- Records for this task
* Begin *
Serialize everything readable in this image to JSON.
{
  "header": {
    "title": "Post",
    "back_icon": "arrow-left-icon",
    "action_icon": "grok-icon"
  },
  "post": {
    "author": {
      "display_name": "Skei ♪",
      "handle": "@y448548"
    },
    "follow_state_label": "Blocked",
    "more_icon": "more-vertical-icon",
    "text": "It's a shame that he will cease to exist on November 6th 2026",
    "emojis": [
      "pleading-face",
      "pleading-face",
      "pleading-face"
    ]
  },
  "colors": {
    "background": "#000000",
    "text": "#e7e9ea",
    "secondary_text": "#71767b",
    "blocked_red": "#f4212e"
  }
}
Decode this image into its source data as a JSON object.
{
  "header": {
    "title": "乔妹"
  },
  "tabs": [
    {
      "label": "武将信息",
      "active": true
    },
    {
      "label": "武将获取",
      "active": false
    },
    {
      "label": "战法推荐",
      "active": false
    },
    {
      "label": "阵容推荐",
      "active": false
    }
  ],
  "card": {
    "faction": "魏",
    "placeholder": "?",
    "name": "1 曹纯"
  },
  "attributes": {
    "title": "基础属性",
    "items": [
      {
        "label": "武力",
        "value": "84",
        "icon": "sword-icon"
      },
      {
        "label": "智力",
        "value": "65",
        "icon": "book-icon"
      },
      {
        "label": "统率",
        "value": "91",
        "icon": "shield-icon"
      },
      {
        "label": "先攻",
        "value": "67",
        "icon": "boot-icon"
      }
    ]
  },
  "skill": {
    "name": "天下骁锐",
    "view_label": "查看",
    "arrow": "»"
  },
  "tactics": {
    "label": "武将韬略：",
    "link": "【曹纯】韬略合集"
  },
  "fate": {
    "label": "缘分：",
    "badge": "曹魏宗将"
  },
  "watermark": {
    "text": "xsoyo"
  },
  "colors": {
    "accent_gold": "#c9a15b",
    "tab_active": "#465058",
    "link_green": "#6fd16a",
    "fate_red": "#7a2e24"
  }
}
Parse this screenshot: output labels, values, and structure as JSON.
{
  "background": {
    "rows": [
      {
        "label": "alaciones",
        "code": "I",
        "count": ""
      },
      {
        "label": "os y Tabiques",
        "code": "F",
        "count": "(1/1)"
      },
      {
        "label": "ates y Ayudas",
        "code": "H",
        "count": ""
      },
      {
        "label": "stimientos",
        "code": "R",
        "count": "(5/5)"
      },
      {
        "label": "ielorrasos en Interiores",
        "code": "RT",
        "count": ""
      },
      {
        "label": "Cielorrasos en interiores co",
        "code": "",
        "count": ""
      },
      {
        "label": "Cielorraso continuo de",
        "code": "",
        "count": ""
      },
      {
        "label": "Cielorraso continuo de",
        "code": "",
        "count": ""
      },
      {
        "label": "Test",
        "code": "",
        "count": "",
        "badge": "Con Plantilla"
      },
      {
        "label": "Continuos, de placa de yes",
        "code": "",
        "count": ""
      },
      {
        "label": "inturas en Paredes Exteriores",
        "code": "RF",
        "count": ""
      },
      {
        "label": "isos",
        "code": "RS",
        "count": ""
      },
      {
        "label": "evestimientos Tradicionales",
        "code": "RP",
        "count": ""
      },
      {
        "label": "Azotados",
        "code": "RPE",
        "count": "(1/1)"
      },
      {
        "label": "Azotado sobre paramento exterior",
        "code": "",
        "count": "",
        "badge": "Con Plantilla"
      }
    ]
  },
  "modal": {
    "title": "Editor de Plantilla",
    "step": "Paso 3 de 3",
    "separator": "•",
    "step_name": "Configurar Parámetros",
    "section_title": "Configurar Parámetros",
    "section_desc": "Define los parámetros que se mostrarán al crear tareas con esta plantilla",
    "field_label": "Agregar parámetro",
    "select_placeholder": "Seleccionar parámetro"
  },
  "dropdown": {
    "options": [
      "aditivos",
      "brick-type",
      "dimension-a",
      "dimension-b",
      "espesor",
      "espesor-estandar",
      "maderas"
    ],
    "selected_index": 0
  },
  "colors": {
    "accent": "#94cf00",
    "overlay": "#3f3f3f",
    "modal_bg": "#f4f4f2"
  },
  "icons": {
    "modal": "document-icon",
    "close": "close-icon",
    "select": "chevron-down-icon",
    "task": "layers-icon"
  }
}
* End *
- The problem
Transcribe the material above word for word.

- Response to this exercise
Serialize everything readable in this image to JSON.
{
  "header": {
    "title": "Post",
    "back_icon": "arrow-left-icon",
    "action_icon": "grok-icon"
  },
  "post": {
    "author": {
      "display_name": "Skei ♪",
      "handle": "@y448548"
    },
    "follow_state_label": "Blocked",
    "more_icon": "more-vertical-icon",
    "text": "It's a shame that he will cease to exist on November 6th 2026",
    "emojis": [
      "pleading-face",
      "pleading-face",
      "pleading-face"
    ]
  },
  "colors": {
    "background": "#000000",
    "text": "#e7e9ea",
    "secondary_text": "#71767b",
    "blocked_red": "#f4212e"
  }
}
Decode this image into its source data as a JSON object.
{
  "header": {
    "title": "乔妹"
  },
  "tabs": [
    {
      "label": "武将信息",
      "active": true
    },
    {
      "label": "武将获取",
      "active": false
    },
    {
      "label": "战法推荐",
      "active": false
    },
    {
      "label": "阵容推荐",
      "active": false
    }
  ],
  "card": {
    "faction": "魏",
    "placeholder": "?",
    "name": "1 曹纯"
  },
  "attributes": {
    "title": "基础属性",
    "items": [
      {
        "label": "武力",
        "value": "84",
        "icon": "sword-icon"
      },
      {
        "label": "智力",
        "value": "65",
        "icon": "book-icon"
      },
      {
        "label": "统率",
        "value": "91",
        "icon": "shield-icon"
      },
      {
        "label": "先攻",
        "value": "67",
        "icon": "boot-icon"
      }
    ]
  },
  "skill": {
    "name": "天下骁锐",
    "view_label": "查看",
    "arrow": "»"
  },
  "tactics": {
    "label": "武将韬略：",
    "link": "【曹纯】韬略合集"
  },
  "fate": {
    "label": "缘分：",
    "badge": "曹魏宗将"
  },
  "watermark": {
    "text": "xsoyo"
  },
  "colors": {
    "accent_gold": "#c9a15b",
    "tab_active": "#465058",
    "link_green": "#6fd16a",
    "fate_red": "#7a2e24"
  }
}
Parse this screenshot: output labels, values, and structure as JSON.
{
  "background": {
    "rows": [
      {
        "label": "alaciones",
        "code": "I",
        "count": ""
      },
      {
        "label": "os y Tabiques",
        "code": "F",
        "count": "(1/1)"
      },
      {
        "label": "ates y Ayudas",
        "code": "H",
        "count": ""
      },
      {
        "label": "stimientos",
        "code": "R",
        "count": "(5/5)"
      },
      {
        "label": "ielorrasos en Interiores",
        "code": "RT",
        "count": ""
      },
      {
        "label": "Cielorrasos en interiores co",
        "code": "",
        "count": ""
      },
      {
        "label": "Cielorraso continuo de",
        "code": "",
        "count": ""
      },
      {
        "label": "Cielorraso continuo de",
        "code": "",
        "count": ""
      },
      {
        "label": "Test",
        "code": "",
        "count": "",
        "badge": "Con Plantilla"
      },
      {
        "label": "Continuos, de placa de yes",
        "code": "",
        "count": ""
      },
      {
        "label": "inturas en Paredes Exteriores",
        "code": "RF",
        "count": ""
      },
      {
        "label": "isos",
        "code": "RS",
        "count": ""
      },
      {
        "label": "evestimientos Tradicionales",
        "code": "RP",
        "count": ""
      },
      {
        "label": "Azotados",
        "code": "RPE",
        "count": "(1/1)"
      },
      {
        "label": "Azotado sobre paramento exterior",
        "code": "",
        "count": "",
        "badge": "Con Plantilla"
      }
    ]
  },
  "modal": {
    "title": "Editor de Plantilla",
    "step": "Paso 3 de 3",
    "separator": "•",
    "step_name": "Configurar Parámetros",
    "section_title": "Configurar Parámetros",
    "section_desc": "Define los parámetros que se mostrarán al crear tareas con esta plantilla",
    "field_label": "Agregar parámetro",
    "select_placeholder": "Seleccionar parámetro"
  },
  "dropdown": {
    "options": [
      "aditivos",
      "brick-type",
      "dimension-a",
      "dimension-b",
      "espesor",
      "espesor-estandar",
      "maderas"
    ],
    "selected_index": 0
  },
  "colors": {
    "accent": "#94cf00",
    "overlay": "#3f3f3f",
    "modal_bg": "#f4f4f2"
  },
  "icons": {
    "modal": "document-icon",
    "close": "close-icon",
    "select": "chevron-down-icon",
    "task": "layers-icon"
  }
}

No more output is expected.